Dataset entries
──────────────────────────────

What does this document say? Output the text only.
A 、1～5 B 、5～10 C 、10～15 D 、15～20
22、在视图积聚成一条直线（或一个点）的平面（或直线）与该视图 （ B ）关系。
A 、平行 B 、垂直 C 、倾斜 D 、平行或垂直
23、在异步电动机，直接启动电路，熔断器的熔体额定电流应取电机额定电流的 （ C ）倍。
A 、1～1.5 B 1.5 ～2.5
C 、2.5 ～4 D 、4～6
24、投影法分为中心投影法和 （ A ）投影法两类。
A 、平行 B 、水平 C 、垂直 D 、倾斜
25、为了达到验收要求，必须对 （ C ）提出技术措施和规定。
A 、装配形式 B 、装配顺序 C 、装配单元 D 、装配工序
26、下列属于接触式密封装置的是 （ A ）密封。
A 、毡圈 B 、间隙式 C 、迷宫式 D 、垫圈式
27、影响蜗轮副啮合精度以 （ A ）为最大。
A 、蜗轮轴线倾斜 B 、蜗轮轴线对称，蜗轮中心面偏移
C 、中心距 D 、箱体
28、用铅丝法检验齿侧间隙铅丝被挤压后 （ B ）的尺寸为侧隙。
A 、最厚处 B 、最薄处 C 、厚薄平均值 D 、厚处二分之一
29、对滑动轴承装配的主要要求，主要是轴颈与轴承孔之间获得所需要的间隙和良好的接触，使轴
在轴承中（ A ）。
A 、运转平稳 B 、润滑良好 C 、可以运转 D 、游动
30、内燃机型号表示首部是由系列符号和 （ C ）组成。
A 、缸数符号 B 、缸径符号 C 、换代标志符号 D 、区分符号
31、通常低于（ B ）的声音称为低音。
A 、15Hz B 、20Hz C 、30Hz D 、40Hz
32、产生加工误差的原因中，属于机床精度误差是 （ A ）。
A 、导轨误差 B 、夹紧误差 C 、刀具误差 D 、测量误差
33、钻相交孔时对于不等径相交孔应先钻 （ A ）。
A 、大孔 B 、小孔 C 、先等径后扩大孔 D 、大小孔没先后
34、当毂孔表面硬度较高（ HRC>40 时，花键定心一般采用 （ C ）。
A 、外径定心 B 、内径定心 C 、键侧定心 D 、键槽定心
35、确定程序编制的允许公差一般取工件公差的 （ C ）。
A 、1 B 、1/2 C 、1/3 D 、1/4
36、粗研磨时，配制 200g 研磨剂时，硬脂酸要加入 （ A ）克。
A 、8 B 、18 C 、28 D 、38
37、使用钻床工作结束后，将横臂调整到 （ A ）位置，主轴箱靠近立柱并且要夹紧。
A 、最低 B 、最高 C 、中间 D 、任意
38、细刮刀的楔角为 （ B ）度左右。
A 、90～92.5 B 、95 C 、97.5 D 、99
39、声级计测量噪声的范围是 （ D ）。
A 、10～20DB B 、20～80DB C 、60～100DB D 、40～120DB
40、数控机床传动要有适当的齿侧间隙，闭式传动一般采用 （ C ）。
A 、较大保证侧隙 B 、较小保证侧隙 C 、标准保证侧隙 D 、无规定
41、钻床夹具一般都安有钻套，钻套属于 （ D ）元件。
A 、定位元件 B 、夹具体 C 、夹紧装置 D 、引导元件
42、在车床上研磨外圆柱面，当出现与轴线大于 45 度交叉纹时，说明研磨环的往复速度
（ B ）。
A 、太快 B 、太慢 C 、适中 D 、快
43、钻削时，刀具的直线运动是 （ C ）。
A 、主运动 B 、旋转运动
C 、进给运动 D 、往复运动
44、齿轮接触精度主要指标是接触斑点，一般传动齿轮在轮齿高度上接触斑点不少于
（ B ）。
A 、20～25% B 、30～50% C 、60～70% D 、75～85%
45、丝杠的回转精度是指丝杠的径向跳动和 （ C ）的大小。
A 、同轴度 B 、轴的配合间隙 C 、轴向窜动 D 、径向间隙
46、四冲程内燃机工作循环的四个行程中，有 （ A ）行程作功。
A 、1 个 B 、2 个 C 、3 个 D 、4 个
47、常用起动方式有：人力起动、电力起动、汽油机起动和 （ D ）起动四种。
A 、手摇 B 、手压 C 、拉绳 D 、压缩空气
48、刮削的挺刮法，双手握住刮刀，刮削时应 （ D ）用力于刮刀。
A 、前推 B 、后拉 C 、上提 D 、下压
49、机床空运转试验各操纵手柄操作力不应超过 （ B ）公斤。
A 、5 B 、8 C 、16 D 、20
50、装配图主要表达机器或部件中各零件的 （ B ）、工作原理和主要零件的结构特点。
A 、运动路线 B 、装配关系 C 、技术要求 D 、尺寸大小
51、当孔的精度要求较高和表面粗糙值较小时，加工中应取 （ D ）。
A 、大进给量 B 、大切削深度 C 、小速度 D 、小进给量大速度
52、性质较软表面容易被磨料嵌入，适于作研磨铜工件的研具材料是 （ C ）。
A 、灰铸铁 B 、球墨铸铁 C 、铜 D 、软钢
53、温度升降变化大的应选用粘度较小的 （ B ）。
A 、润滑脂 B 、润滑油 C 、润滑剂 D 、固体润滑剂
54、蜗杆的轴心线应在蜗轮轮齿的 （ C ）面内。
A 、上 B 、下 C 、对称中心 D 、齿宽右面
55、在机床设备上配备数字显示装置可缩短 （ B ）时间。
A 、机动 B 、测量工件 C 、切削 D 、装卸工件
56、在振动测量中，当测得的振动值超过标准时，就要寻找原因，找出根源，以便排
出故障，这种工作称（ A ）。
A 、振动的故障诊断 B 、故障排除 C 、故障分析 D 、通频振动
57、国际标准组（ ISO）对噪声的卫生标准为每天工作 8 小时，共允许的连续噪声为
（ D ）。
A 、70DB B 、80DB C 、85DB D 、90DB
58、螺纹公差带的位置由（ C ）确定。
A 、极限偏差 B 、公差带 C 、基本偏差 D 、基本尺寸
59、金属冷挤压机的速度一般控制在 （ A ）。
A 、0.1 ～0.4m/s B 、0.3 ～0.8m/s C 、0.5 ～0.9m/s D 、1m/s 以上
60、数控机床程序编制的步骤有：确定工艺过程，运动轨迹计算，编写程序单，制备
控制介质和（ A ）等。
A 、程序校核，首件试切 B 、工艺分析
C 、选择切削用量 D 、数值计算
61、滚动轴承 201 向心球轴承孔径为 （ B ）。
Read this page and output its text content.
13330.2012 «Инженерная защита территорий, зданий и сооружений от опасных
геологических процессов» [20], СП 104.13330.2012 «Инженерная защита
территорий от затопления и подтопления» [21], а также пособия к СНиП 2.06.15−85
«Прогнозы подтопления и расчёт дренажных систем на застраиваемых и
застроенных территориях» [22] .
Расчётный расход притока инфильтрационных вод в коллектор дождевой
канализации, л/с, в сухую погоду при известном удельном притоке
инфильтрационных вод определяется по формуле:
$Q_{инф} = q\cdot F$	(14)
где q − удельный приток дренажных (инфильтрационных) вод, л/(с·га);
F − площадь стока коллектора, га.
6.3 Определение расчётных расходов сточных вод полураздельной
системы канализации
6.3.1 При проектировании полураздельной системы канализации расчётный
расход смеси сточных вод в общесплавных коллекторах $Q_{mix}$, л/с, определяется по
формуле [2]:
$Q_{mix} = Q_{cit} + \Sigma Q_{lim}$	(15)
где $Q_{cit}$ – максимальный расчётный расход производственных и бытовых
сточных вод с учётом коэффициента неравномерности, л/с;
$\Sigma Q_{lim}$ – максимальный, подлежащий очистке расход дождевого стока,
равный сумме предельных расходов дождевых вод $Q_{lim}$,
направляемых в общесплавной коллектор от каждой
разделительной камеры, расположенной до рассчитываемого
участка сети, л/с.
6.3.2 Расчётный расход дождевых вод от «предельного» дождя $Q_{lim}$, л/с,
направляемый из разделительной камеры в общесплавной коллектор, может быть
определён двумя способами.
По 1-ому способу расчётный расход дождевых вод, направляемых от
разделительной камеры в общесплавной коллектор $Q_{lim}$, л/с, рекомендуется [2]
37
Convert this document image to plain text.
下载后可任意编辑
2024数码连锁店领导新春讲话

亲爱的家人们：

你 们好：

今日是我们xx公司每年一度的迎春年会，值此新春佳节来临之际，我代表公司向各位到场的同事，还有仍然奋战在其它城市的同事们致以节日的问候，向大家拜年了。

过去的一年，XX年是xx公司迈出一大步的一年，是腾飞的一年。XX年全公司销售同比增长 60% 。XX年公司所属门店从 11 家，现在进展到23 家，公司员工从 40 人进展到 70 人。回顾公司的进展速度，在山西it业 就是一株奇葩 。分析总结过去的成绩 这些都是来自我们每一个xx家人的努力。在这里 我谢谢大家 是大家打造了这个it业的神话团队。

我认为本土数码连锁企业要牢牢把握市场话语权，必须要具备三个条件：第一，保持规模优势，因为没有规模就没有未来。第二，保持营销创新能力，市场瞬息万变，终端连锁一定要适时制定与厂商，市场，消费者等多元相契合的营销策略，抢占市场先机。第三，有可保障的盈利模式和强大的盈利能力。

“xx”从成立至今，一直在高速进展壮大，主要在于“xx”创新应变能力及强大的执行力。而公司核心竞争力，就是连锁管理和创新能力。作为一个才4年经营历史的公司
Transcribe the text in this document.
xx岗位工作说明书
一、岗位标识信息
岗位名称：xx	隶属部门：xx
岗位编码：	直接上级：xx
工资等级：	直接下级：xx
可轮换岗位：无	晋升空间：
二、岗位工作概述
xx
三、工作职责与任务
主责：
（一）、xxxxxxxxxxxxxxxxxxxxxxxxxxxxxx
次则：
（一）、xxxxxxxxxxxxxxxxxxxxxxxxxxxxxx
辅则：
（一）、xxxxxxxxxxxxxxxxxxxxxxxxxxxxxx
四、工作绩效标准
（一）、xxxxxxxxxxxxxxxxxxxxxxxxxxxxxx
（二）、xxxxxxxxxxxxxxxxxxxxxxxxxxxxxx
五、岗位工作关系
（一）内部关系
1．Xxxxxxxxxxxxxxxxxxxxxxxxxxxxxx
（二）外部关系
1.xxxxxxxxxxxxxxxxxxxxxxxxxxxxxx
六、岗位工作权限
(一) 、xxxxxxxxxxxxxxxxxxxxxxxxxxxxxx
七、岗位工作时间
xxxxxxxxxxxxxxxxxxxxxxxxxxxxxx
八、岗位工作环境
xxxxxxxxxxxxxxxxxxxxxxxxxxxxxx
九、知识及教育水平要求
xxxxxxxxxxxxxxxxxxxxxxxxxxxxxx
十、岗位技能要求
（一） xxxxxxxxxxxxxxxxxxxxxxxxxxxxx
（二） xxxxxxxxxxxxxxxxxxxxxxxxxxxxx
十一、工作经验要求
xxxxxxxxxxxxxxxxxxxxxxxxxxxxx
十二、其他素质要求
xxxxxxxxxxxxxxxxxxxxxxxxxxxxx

──────────────────────────────

**Short problem**.
From the data above, copy each line where the string "полураздельной" appears.

**Exercise answer**.
6.3 Определение расчётных расходов сточных вод полураздельной
6.3.1 При проектировании полураздельной системы канализации расчётный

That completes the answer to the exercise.